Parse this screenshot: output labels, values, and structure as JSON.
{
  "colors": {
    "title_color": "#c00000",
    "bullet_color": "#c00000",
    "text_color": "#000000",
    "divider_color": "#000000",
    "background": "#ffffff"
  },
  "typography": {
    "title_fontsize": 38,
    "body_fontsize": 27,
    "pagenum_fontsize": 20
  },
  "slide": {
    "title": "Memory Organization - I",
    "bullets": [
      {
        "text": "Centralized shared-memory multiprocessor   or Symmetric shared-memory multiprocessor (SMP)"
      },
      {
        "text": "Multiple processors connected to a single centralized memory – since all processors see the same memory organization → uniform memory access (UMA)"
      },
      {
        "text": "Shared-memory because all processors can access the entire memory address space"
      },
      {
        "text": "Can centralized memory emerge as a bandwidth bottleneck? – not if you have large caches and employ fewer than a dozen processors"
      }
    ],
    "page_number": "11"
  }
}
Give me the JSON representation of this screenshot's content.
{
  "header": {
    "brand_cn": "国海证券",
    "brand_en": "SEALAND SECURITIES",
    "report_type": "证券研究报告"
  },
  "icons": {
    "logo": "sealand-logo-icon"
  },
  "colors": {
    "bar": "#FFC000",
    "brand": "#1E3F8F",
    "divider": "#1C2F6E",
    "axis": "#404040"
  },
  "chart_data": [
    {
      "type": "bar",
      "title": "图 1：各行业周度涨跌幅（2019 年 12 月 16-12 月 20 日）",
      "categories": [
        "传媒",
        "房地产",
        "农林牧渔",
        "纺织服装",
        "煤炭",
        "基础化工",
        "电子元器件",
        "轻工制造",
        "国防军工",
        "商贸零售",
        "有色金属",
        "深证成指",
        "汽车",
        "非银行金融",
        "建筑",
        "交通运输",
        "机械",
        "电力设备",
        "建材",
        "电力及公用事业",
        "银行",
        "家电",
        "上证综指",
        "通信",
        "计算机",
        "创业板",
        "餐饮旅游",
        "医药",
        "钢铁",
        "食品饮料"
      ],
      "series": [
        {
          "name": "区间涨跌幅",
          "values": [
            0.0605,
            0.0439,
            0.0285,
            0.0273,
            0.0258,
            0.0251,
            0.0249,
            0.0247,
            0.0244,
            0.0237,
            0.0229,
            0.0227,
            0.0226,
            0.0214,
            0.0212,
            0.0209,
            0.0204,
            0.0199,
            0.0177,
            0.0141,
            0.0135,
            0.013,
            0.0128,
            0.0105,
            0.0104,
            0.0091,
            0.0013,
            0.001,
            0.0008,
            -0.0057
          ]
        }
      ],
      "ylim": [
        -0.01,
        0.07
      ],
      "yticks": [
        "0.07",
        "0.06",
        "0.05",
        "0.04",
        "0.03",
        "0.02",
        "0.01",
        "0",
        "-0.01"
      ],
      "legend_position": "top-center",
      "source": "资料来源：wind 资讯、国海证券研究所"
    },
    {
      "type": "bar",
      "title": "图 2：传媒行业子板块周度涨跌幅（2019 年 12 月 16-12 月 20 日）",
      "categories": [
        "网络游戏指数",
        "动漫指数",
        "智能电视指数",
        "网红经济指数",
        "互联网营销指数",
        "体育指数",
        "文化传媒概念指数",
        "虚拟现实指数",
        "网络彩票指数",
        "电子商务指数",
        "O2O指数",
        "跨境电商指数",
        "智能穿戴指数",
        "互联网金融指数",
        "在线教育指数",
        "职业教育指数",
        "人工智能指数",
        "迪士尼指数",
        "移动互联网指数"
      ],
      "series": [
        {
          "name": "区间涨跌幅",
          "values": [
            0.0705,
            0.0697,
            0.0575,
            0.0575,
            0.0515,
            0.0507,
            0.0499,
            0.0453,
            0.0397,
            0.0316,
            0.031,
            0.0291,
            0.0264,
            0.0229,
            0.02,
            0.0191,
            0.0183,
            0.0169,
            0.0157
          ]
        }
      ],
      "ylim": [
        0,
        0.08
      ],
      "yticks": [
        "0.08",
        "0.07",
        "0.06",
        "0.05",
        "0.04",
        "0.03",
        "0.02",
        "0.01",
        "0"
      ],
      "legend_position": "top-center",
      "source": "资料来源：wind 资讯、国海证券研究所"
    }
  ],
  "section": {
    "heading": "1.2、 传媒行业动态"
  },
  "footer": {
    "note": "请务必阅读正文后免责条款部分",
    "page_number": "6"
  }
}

#### Written request
Print the material above once more, exactly.

#### Right answer
Parse this screenshot: output labels, values, and structure as JSON.
{
  "colors": {
    "title_color": "#c00000",
    "bullet_color": "#c00000",
    "text_color": "#000000",
    "divider_color": "#000000",
    "background": "#ffffff"
  },
  "typography": {
    "title_fontsize": 38,
    "body_fontsize": 27,
    "pagenum_fontsize": 20
  },
  "slide": {
    "title": "Memory Organization - I",
    "bullets": [
      {
        "text": "Centralized shared-memory multiprocessor   or Symmetric shared-memory multiprocessor (SMP)"
      },
      {
        "text": "Multiple processors connected to a single centralized memory – since all processors see the same memory organization → uniform memory access (UMA)"
      },
      {
        "text": "Shared-memory because all processors can access the entire memory address space"
      },
      {
        "text": "Can centralized memory emerge as a bandwidth bottleneck? – not if you have large caches and employ fewer than a dozen processors"
      }
    ],
    "page_number": "11"
  }
}
Give me the JSON representation of this screenshot's content.
{
  "header": {
    "brand_cn": "国海证券",
    "brand_en": "SEALAND SECURITIES",
    "report_type": "证券研究报告"
  },
  "icons": {
    "logo": "sealand-logo-icon"
  },
  "colors": {
    "bar": "#FFC000",
    "brand": "#1E3F8F",
    "divider": "#1C2F6E",
    "axis": "#404040"
  },
  "chart_data": [
    {
      "type": "bar",
      "title": "图 1：各行业周度涨跌幅（2019 年 12 月 16-12 月 20 日）",
      "categories": [
        "传媒",
        "房地产",
        "农林牧渔",
        "纺织服装",
        "煤炭",
        "基础化工",
        "电子元器件",
        "轻工制造",
        "国防军工",
        "商贸零售",
        "有色金属",
        "深证成指",
        "汽车",
        "非银行金融",
        "建筑",
        "交通运输",
        "机械",
        "电力设备",
        "建材",
        "电力及公用事业",
        "银行",
        "家电",
        "上证综指",
        "通信",
        "计算机",
        "创业板",
        "餐饮旅游",
        "医药",
        "钢铁",
        "食品饮料"
      ],
      "series": [
        {
          "name": "区间涨跌幅",
          "values": [
            0.0605,
            0.0439,
            0.0285,
            0.0273,
            0.0258,
            0.0251,
            0.0249,
            0.0247,
            0.0244,
            0.0237,
            0.0229,
            0.0227,
            0.0226,
            0.0214,
            0.0212,
            0.0209,
            0.0204,
            0.0199,
            0.0177,
            0.0141,
            0.0135,
            0.013,
            0.0128,
            0.0105,
            0.0104,
            0.0091,
            0.0013,
            0.001,
            0.0008,
            -0.0057
          ]
        }
      ],
      "ylim": [
        -0.01,
        0.07
      ],
      "yticks": [
        "0.07",
        "0.06",
        "0.05",
        "0.04",
        "0.03",
        "0.02",
        "0.01",
        "0",
        "-0.01"
      ],
      "legend_position": "top-center",
      "source": "资料来源：wind 资讯、国海证券研究所"
    },
    {
      "type": "bar",
      "title": "图 2：传媒行业子板块周度涨跌幅（2019 年 12 月 16-12 月 20 日）",
      "categories": [
        "网络游戏指数",
        "动漫指数",
        "智能电视指数",
        "网红经济指数",
        "互联网营销指数",
        "体育指数",
        "文化传媒概念指数",
        "虚拟现实指数",
        "网络彩票指数",
        "电子商务指数",
        "O2O指数",
        "跨境电商指数",
        "智能穿戴指数",
        "互联网金融指数",
        "在线教育指数",
        "职业教育指数",
        "人工智能指数",
        "迪士尼指数",
        "移动互联网指数"
      ],
      "series": [
        {
          "name": "区间涨跌幅",
          "values": [
            0.0705,
            0.0697,
            0.0575,
            0.0575,
            0.0515,
            0.0507,
            0.0499,
            0.0453,
            0.0397,
            0.0316,
            0.031,
            0.0291,
            0.0264,
            0.0229,
            0.02,
            0.0191,
            0.0183,
            0.0169,
            0.0157
          ]
        }
      ],
      "ylim": [
        0,
        0.08
      ],
      "yticks": [
        "0.08",
        "0.07",
        "0.06",
        "0.05",
        "0.04",
        "0.03",
        "0.02",
        "0.01",
        "0"
      ],
      "legend_position": "top-center",
      "source": "资料来源：wind 资讯、国海证券研究所"
    }
  ],
  "section": {
    "heading": "1.2、 传媒行业动态"
  },
  "footer": {
    "note": "请务必阅读正文后免责条款部分",
    "page_number": "6"
  }
}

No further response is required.